A block of data
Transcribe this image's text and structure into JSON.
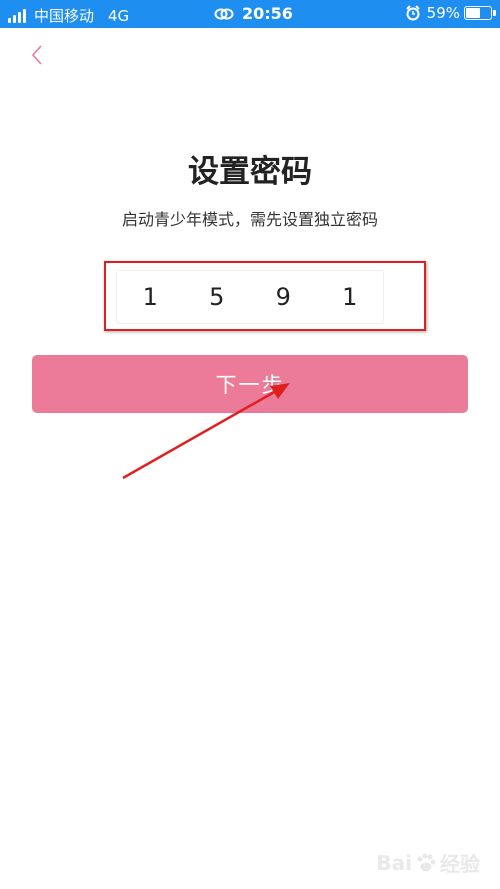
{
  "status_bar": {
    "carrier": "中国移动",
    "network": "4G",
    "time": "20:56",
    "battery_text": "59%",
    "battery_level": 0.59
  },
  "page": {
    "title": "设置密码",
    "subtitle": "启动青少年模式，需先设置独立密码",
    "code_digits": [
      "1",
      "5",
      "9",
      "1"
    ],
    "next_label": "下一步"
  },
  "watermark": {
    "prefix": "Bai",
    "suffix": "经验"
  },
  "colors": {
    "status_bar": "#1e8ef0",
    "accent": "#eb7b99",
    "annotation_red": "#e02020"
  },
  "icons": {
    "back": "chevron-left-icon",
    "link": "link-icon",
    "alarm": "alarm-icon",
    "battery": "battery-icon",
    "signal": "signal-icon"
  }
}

- **Exercise**:
Write the records above out again exactly, with no pictures in your copy.

- **Written reply**:
Transcribe this image's text and structure into JSON.
{
  "status_bar": {
    "carrier": "中国移动",
    "network": "4G",
    "time": "20:56",
    "battery_text": "59%",
    "battery_level": 0.59
  },
  "page": {
    "title": "设置密码",
    "subtitle": "启动青少年模式，需先设置独立密码",
    "code_digits": [
      "1",
      "5",
      "9",
      "1"
    ],
    "next_label": "下一步"
  },
  "watermark": {
    "prefix": "Bai",
    "suffix": "经验"
  },
  "colors": {
    "status_bar": "#1e8ef0",
    "accent": "#eb7b99",
    "annotation_red": "#e02020"
  },
  "icons": {
    "back": "chevron-left-icon",
    "link": "link-icon",
    "alarm": "alarm-icon",
    "battery": "battery-icon",
    "signal": "signal-icon"
  }
}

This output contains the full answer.